### MATERIALS PROVIDED:
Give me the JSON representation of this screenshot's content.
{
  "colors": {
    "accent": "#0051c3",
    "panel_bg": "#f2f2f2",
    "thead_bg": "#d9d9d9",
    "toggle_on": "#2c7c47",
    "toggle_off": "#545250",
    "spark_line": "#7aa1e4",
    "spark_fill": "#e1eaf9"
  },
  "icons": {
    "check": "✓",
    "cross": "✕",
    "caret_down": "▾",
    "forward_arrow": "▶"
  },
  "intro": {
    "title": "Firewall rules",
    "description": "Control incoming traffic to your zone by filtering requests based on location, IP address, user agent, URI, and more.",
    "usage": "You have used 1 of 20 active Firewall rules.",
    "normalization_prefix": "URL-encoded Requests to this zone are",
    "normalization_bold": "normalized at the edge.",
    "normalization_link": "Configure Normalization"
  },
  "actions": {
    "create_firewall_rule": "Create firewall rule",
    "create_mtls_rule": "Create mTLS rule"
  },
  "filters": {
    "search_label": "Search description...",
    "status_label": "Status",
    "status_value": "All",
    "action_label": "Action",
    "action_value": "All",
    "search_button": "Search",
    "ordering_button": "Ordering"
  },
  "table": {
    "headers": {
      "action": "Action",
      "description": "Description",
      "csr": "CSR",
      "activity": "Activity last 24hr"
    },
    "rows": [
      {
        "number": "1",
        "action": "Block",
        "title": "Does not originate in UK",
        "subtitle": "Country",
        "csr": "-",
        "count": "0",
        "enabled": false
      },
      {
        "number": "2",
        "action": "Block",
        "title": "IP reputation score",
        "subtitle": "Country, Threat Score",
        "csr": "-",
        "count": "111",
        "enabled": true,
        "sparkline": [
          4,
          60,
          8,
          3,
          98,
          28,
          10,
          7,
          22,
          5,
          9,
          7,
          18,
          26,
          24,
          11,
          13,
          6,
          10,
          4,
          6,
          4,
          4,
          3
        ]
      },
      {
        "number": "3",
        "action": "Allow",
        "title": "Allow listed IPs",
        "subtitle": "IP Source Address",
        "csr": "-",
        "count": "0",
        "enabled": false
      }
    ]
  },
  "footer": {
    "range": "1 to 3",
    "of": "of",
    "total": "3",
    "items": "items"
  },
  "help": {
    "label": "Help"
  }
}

### REQUEST:
Each line that has the word "Country" should be copied.

### EXERCISE RESULT:
        "subtitle": "Country",
        "subtitle": "Country, Threat Score",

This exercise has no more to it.